# Available data:
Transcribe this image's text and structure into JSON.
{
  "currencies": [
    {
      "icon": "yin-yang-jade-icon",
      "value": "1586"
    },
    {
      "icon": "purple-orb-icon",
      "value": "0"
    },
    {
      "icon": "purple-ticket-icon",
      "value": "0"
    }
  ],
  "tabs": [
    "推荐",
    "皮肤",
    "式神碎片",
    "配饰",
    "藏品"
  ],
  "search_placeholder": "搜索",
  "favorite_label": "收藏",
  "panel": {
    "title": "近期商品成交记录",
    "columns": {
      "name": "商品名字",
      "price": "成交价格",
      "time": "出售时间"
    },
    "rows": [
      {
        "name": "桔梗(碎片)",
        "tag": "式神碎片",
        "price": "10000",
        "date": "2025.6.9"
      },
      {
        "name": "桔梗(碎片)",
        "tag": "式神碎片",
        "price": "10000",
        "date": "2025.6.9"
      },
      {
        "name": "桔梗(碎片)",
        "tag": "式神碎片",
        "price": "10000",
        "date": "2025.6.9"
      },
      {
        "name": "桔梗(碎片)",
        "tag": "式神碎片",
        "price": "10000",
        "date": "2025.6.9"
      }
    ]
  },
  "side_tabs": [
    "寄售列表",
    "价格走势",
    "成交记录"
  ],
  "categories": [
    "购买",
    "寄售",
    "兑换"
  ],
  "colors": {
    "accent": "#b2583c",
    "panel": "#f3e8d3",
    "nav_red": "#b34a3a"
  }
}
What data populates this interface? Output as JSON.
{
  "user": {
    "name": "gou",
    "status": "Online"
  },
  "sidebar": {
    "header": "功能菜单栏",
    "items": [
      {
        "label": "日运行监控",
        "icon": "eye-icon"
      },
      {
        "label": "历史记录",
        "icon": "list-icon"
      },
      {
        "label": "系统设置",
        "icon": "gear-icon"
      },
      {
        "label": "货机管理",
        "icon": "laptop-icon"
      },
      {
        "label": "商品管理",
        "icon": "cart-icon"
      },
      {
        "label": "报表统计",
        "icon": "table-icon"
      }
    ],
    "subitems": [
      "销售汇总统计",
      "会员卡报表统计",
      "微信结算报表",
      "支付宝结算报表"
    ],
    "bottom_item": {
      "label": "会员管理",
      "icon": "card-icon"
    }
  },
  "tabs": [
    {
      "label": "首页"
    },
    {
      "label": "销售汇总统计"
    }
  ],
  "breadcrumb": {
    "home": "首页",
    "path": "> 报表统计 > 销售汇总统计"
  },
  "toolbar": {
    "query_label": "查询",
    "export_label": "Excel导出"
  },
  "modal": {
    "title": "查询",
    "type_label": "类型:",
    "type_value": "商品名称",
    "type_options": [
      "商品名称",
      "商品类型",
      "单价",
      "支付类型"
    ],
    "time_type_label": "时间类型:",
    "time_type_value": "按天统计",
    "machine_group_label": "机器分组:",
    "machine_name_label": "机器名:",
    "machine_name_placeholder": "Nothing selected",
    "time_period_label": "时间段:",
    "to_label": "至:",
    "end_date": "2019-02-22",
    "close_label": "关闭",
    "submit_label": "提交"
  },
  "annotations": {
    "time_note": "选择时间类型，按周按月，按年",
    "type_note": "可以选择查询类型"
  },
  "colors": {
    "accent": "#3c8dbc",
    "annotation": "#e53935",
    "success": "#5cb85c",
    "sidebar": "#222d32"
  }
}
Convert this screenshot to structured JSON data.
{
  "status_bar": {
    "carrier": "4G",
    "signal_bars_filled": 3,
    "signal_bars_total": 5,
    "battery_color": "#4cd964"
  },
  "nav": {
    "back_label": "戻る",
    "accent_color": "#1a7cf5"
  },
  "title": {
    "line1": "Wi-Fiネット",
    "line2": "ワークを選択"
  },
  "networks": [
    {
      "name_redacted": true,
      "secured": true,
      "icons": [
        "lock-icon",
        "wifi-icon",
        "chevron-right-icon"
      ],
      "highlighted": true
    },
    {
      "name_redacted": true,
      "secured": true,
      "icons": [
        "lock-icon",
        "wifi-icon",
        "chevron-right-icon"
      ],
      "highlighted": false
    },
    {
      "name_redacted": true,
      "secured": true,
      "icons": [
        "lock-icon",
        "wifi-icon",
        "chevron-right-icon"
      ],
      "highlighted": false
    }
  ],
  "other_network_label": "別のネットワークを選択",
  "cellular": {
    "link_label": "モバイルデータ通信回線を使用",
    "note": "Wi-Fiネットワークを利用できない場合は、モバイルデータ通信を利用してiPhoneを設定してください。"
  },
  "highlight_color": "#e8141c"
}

# Task objective:
Give all the entries again exactly; leave none out.

# Finished answer:
Transcribe this image's text and structure into JSON.
{
  "currencies": [
    {
      "icon": "yin-yang-jade-icon",
      "value": "1586"
    },
    {
      "icon": "purple-orb-icon",
      "value": "0"
    },
    {
      "icon": "purple-ticket-icon",
      "value": "0"
    }
  ],
  "tabs": [
    "推荐",
    "皮肤",
    "式神碎片",
    "配饰",
    "藏品"
  ],
  "search_placeholder": "搜索",
  "favorite_label": "收藏",
  "panel": {
    "title": "近期商品成交记录",
    "columns": {
      "name": "商品名字",
      "price": "成交价格",
      "time": "出售时间"
    },
    "rows": [
      {
        "name": "桔梗(碎片)",
        "tag": "式神碎片",
        "price": "10000",
        "date": "2025.6.9"
      },
      {
        "name": "桔梗(碎片)",
        "tag": "式神碎片",
        "price": "10000",
        "date": "2025.6.9"
      },
      {
        "name": "桔梗(碎片)",
        "tag": "式神碎片",
        "price": "10000",
        "date": "2025.6.9"
      },
      {
        "name": "桔梗(碎片)",
        "tag": "式神碎片",
        "price": "10000",
        "date": "2025.6.9"
      }
    ]
  },
  "side_tabs": [
    "寄售列表",
    "价格走势",
    "成交记录"
  ],
  "categories": [
    "购买",
    "寄售",
    "兑换"
  ],
  "colors": {
    "accent": "#b2583c",
    "panel": "#f3e8d3",
    "nav_red": "#b34a3a"
  }
}
What data populates this interface? Output as JSON.
{
  "user": {
    "name": "gou",
    "status": "Online"
  },
  "sidebar": {
    "header": "功能菜单栏",
    "items": [
      {
        "label": "日运行监控",
        "icon": "eye-icon"
      },
      {
        "label": "历史记录",
        "icon": "list-icon"
      },
      {
        "label": "系统设置",
        "icon": "gear-icon"
      },
      {
        "label": "货机管理",
        "icon": "laptop-icon"
      },
      {
        "label": "商品管理",
        "icon": "cart-icon"
      },
      {
        "label": "报表统计",
        "icon": "table-icon"
      }
    ],
    "subitems": [
      "销售汇总统计",
      "会员卡报表统计",
      "微信结算报表",
      "支付宝结算报表"
    ],
    "bottom_item": {
      "label": "会员管理",
      "icon": "card-icon"
    }
  },
  "tabs": [
    {
      "label": "首页"
    },
    {
      "label": "销售汇总统计"
    }
  ],
  "breadcrumb": {
    "home": "首页",
    "path": "> 报表统计 > 销售汇总统计"
  },
  "toolbar": {
    "query_label": "查询",
    "export_label": "Excel导出"
  },
  "modal": {
    "title": "查询",
    "type_label": "类型:",
    "type_value": "商品名称",
    "type_options": [
      "商品名称",
      "商品类型",
      "单价",
      "支付类型"
    ],
    "time_type_label": "时间类型:",
    "time_type_value": "按天统计",
    "machine_group_label": "机器分组:",
    "machine_name_label": "机器名:",
    "machine_name_placeholder": "Nothing selected",
    "time_period_label": "时间段:",
    "to_label": "至:",
    "end_date": "2019-02-22",
    "close_label": "关闭",
    "submit_label": "提交"
  },
  "annotations": {
    "time_note": "选择时间类型，按周按月，按年",
    "type_note": "可以选择查询类型"
  },
  "colors": {
    "accent": "#3c8dbc",
    "annotation": "#e53935",
    "success": "#5cb85c",
    "sidebar": "#222d32"
  }
}
Convert this screenshot to structured JSON data.
{
  "status_bar": {
    "carrier": "4G",
    "signal_bars_filled": 3,
    "signal_bars_total": 5,
    "battery_color": "#4cd964"
  },
  "nav": {
    "back_label": "戻る",
    "accent_color": "#1a7cf5"
  },
  "title": {
    "line1": "Wi-Fiネット",
    "line2": "ワークを選択"
  },
  "networks": [
    {
      "name_redacted": true,
      "secured": true,
      "icons": [
        "lock-icon",
        "wifi-icon",
        "chevron-right-icon"
      ],
      "highlighted": true
    },
    {
      "name_redacted": true,
      "secured": true,
      "icons": [
        "lock-icon",
        "wifi-icon",
        "chevron-right-icon"
      ],
      "highlighted": false
    },
    {
      "name_redacted": true,
      "secured": true,
      "icons": [
        "lock-icon",
        "wifi-icon",
        "chevron-right-icon"
      ],
      "highlighted": false
    }
  ],
  "other_network_label": "別のネットワークを選択",
  "cellular": {
    "link_label": "モバイルデータ通信回線を使用",
    "note": "Wi-Fiネットワークを利用できない場合は、モバイルデータ通信を利用してiPhoneを設定してください。"
  },
  "highlight_color": "#e8141c"
}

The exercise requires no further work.